[Dataset records]
>>>>

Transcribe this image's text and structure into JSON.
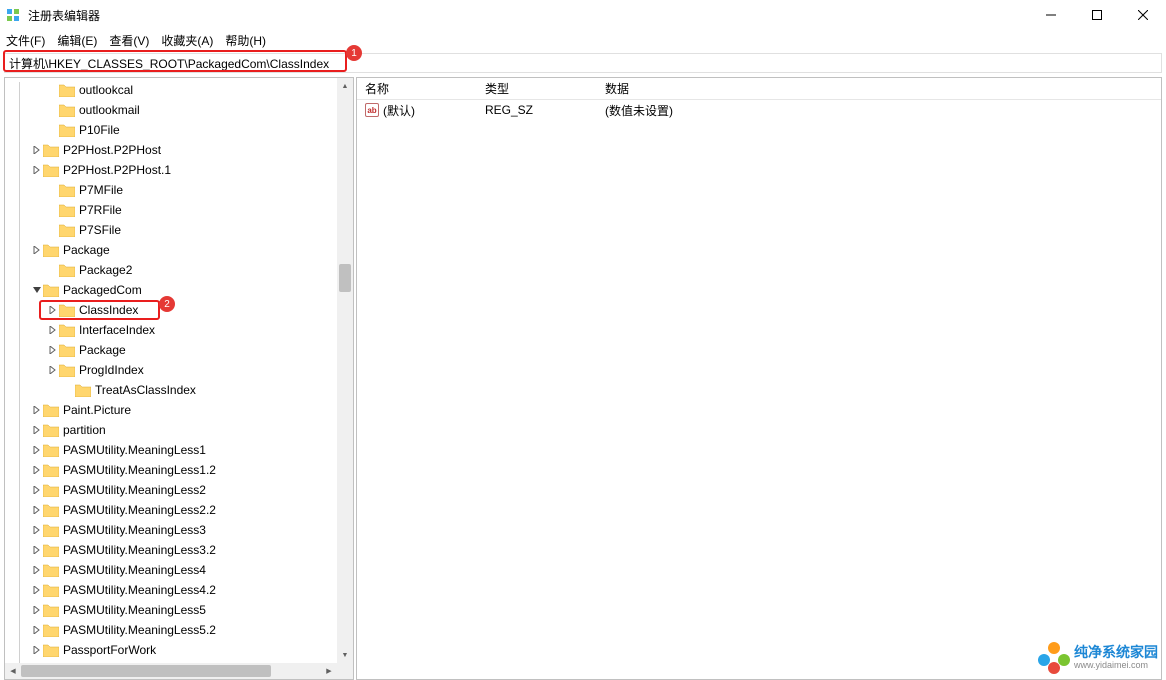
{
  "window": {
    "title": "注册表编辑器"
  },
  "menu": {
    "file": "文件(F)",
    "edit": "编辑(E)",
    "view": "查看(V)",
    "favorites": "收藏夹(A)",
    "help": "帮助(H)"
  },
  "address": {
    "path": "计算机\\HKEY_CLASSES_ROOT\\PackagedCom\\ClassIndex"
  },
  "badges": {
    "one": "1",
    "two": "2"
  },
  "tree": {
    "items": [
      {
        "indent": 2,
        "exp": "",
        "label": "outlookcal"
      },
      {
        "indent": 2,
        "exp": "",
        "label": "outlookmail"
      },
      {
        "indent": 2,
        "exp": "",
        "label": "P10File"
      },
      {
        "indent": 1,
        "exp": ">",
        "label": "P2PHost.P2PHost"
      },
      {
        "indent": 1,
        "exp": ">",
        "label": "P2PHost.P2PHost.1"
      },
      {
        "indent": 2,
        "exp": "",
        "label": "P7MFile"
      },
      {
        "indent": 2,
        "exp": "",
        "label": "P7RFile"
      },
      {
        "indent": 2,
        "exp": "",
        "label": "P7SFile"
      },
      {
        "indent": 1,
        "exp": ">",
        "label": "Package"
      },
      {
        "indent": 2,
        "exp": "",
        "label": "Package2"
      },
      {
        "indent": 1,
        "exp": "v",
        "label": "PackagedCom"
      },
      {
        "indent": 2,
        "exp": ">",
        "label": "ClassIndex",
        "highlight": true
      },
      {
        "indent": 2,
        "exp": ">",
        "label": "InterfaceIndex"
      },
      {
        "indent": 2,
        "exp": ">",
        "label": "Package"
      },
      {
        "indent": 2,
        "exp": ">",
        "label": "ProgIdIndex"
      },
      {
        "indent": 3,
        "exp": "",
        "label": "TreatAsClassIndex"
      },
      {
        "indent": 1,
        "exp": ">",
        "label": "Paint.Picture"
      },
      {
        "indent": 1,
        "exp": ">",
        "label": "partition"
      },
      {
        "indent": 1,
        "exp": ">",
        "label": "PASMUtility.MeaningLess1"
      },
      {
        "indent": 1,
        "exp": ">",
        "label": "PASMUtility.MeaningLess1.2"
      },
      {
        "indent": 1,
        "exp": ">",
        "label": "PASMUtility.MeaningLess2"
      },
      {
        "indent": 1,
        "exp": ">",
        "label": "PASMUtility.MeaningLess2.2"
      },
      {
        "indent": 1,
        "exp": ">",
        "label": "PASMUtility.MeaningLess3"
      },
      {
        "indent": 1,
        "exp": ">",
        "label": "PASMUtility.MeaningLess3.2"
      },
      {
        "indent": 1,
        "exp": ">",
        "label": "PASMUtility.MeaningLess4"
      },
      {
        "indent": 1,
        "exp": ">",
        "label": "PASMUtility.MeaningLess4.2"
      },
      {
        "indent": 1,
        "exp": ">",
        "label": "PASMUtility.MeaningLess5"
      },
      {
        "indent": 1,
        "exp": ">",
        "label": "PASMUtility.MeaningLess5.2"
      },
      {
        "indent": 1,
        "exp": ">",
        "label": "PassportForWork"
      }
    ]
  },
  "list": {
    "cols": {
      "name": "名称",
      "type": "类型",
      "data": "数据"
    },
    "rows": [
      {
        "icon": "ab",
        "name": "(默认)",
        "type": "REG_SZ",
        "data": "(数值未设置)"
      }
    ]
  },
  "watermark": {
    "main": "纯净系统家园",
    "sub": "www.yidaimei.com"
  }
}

<<<<

> **What you will do**:
Say how many lines above hold the word "PackagedCom", giving only the count.

> **Response for this exercise**:
2